Приехав из Парижа в Москву в конце октября 1908 года и поселившись у тетки Марьи Леонтьевны, Алексей возобновляет знакомство с Гумилевым, знакомится с поэтом Кузминым, художником Судейкиным, с Всеволодом Мейерхольдом, для которого тут же начинает писать пьесу «Дочь колдуна, или Заколдованный королевич[95]», бывает на «Башне» у Всеволода Иванова.
В 1909 году он с Гумилевым пытается издавать новый журнал «Остров». Уже второй номер издатели не смогли выкупить из типографии, но как отмечает Толстой: «Гумилев держался мужественно». Толстой принимает участие в издании «Аполлона» (цикл его стихотворений о Дафнисе и Хлое опубликован в том самом втором номере, где вышла первая подборка стихов Черубины).

-=-=-=-=-

▸ Задание и условия
Перечислите всех, с кем Алексей, согласно первому предложению отрывка о Толстом в 1908–1909 годах, возобновляет знакомство или знакомится после приезда в Москву.

(Данные разметки рамок)
-=-=-=-=-

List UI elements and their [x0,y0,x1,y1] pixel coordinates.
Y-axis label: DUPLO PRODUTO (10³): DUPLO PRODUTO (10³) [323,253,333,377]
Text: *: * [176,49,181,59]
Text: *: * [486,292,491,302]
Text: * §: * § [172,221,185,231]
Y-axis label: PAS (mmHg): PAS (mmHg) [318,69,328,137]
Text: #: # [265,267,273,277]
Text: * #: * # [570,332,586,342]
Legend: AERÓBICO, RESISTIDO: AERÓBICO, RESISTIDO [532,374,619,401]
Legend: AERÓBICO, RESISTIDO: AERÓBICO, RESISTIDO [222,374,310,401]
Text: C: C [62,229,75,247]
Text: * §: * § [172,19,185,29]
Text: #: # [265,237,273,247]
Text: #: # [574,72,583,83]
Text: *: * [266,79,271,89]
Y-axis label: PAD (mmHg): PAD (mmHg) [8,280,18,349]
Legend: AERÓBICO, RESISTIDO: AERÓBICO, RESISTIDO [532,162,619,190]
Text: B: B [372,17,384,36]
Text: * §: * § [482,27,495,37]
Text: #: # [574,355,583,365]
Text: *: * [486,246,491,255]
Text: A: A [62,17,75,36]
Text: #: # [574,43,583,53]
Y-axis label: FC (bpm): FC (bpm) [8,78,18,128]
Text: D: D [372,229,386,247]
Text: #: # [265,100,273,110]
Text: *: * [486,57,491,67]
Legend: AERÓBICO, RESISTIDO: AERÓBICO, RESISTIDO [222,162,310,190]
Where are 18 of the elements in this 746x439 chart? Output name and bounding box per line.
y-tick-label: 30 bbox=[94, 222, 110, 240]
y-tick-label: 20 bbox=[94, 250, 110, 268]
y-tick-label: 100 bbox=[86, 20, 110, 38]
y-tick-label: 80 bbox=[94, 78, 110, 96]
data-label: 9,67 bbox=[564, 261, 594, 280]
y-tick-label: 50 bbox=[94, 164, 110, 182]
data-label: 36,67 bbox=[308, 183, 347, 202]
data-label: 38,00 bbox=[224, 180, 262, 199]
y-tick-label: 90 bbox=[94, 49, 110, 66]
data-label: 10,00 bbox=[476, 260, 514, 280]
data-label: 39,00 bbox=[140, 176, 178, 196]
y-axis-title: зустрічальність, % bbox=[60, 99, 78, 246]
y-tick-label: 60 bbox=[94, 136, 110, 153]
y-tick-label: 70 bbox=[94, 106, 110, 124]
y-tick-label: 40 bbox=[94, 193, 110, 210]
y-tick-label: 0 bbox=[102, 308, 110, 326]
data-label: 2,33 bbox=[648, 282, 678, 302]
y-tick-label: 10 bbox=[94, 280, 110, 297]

-=-=-=-=-

▸ Ответ
Гумилев, поэт Кузмин, художник Судейкин, Всеволод Мейерхольд.